• [Problem requirements]
In the forum thread about downloading the Vista Beta 2 below, list every distinct username that appears as a post header, naming each only once.

start Page

# Download Vista Beta2 (CPP) LEGALLY!



## aku (Jun 8, 2006)

Good news... infact music for ur ear... nw u can dowload vista beta 2 free of cost and dat also legally without any MSDN/TechNet subscroption... i dun wanna waste ne single minute of urs nw.. let da link do all da taking... *go.microsoft.com/fwlink/?LinkId=66411


----------



## robin345 (Jun 8, 2006)

It seems that servers are too busy .


----------



## aku (Jun 8, 2006)

yeah man... but i lyked da wat it presented da key.. dvd key..


----------



## robin345 (Jun 8, 2006)

Also Dvd will cost Rs 700.I don`t want to spend RS 700 for beta only .


----------



## QwertyManiac (Jun 8, 2006)

Hope no more delays happen for the final pack. I am waiting...


----------



## samrulez (Jun 8, 2006)

I just hope Digit gives a copy in its DvD.....can they?How big is the download?


----------



## gary4gar (Jun 8, 2006)

end Page
start Extracted records

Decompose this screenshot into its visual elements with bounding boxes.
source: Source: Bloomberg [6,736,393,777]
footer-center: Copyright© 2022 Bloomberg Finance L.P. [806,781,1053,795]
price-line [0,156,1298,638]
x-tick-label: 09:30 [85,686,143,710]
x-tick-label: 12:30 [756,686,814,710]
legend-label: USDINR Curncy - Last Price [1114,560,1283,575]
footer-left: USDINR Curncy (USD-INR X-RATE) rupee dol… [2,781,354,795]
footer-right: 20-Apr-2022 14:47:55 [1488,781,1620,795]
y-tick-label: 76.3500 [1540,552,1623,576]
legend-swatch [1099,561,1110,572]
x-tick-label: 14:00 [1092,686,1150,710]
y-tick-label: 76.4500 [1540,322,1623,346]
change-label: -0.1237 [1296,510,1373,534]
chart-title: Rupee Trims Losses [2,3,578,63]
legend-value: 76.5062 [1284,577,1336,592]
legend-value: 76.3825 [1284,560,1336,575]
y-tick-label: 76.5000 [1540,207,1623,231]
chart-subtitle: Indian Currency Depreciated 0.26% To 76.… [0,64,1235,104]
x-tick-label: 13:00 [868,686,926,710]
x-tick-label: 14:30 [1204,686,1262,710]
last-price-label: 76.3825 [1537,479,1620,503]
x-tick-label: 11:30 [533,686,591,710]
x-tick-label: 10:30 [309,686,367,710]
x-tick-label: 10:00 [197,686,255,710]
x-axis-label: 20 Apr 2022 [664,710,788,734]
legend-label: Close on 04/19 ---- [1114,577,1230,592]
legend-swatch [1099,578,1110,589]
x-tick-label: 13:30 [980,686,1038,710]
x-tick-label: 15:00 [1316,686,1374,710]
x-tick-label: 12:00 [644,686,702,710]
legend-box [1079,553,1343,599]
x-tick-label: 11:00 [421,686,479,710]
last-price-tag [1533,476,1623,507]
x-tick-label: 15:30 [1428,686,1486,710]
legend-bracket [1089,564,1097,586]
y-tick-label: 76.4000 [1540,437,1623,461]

end Extracted records

• [Solution]
aku
robin345
QwertyManiac
samrulez
gary4gar